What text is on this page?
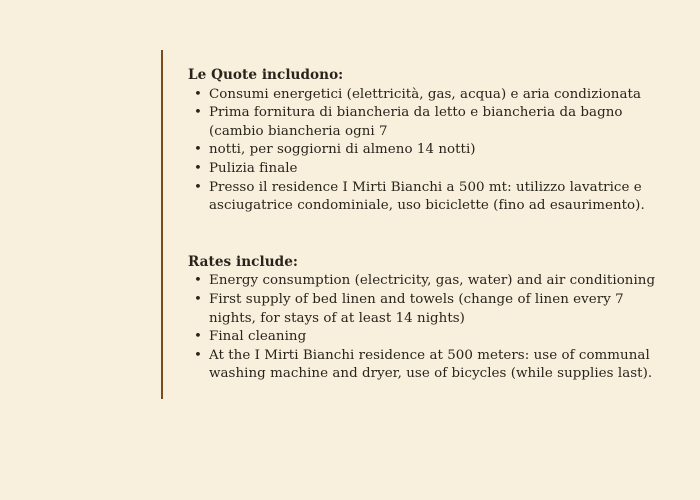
Le Quote includono:
• Consumi energetici (elettricità, gas, acqua) e aria condizionata
• Prima fornitura di biancheria da letto e biancheria da bagno (cambio biancheria ogni 7
• notti, per soggiorni di almeno 14 notti)
• Pulizia finale
• Presso il residence I Mirti Bianchi a 500 mt: utilizzo lavatrice e asciugatrice condominiale, uso biciclette (fino ad esaurimento).
Rates include:
• Energy consumption (electricity, gas, water) and air conditioning
• First supply of bed linen and towels (change of linen every 7 nights, for stays of at least 14 nights)
• Final cleaning
• At the I Mirti Bianchi residence at 500 meters: use of communal washing machine and dryer, use of bicycles (while supplies last).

Instructions for the task: Above are records to transcribe exactly; leave their pictures out.

Reply:
What text is on this page?
Le Quote includono:
• Consumi energetici (elettricità, gas, acqua) e aria condizionata
• Prima fornitura di biancheria da letto e biancheria da bagno (cambio biancheria ogni 7
• notti, per soggiorni di almeno 14 notti)
• Pulizia finale
• Presso il residence I Mirti Bianchi a 500 mt: utilizzo lavatrice e asciugatrice condominiale, uso biciclette (fino ad esaurimento).
Rates include:
• Energy consumption (electricity, gas, water) and air conditioning
• First supply of bed linen and towels (change of linen every 7 nights, for stays of at least 14 nights)
• Final cleaning
• At the I Mirti Bianchi residence at 500 meters: use of communal washing machine and dryer, use of bicycles (while supplies last).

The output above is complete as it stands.